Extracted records
## BEGIN

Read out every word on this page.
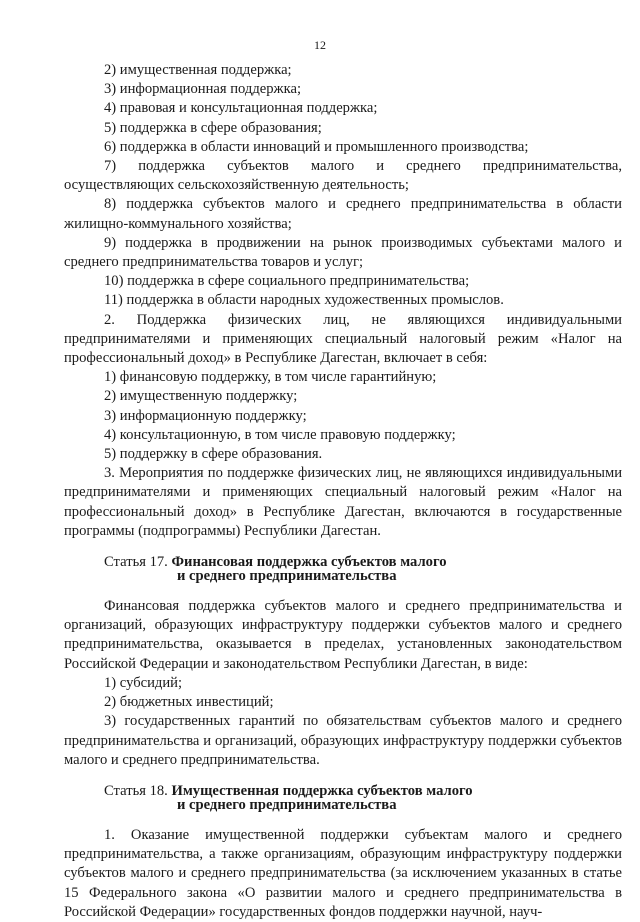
12

2) имущественная поддержка;

3) информационная поддержка;

4) правовая и консультационная поддержка;

5) поддержка в сфере образования;

6) поддержка в области инноваций и промышленного производства;

7) поддержка субъектов малого и среднего предпринимательства, осуществляющих сельскохозяйственную деятельность;

8) поддержка субъектов малого и среднего предпринимательства в области жилищно-коммунального хозяйства;

9) поддержка в продвижении на рынок производимых субъектами малого и среднего предпринимательства товаров и услуг;

10) поддержка в сфере социального предпринимательства;

11) поддержка в области народных художественных промыслов.

2. Поддержка физических лиц, не являющихся индивидуальными предпринимателями и применяющих специальный налоговый режим «Налог на профессиональный доход» в Республике Дагестан, включает в себя:

1) финансовую поддержку, в том числе гарантийную;

2) имущественную поддержку;

3) информационную поддержку;

4) консультационную, в том числе правовую поддержку;

5) поддержку в сфере образования.

3. Мероприятия по поддержке физических лиц, не являющихся индивидуальными предпринимателями и применяющих специальный налоговый режим «Налог на профессиональный доход» в Республике Дагестан, включаются в государственные программы (подпрограммы) Республики Дагестан.

Статья 17. Финансовая поддержка субъектов малого
и среднего предпринимательства

Финансовая поддержка субъектов малого и среднего предпринимательства и организаций, образующих инфраструктуру поддержки субъектов малого и среднего предпринимательства, оказывается в пределах, установленных законодательством Российской Федерации и законодательством Республики Дагестан, в виде:

1) субсидий;

2) бюджетных инвестиций;

3) государственных гарантий по обязательствам субъектов малого и среднего предпринимательства и организаций, образующих инфраструктуру поддержки субъектов малого и среднего предпринимательства.

Статья 18. Имущественная поддержка субъектов малого
и среднего предпринимательства

1. Оказание имущественной поддержки субъектам малого и среднего предпринимательства, а также организациям, образующим инфраструктуру поддержки субъектов малого и среднего предпринимательства (за исключением указанных в статье 15 Федерального закона «О развитии малого и среднего предпринимательства в Российской Федерации» государственных фондов поддержки научной, науч-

## END

■ **Exercise brief**
From the entries above, select each line containing the string "применяющих".

■ **Expected answer**
2. Поддержка физических лиц, не являющихся индивидуальными предпринимателями и применяющих специальный налоговый режим «Налог на профессиональный доход» в Республике Дагестан, включает в себя:
3. Мероприятия по поддержке физических лиц, не являющихся индивидуальными предпринимателями и применяющих специальный налоговый режим «Налог на профессиональный доход» в Республике Дагестан, включаются в государственные программы (подпрограммы) Республики Дагестан.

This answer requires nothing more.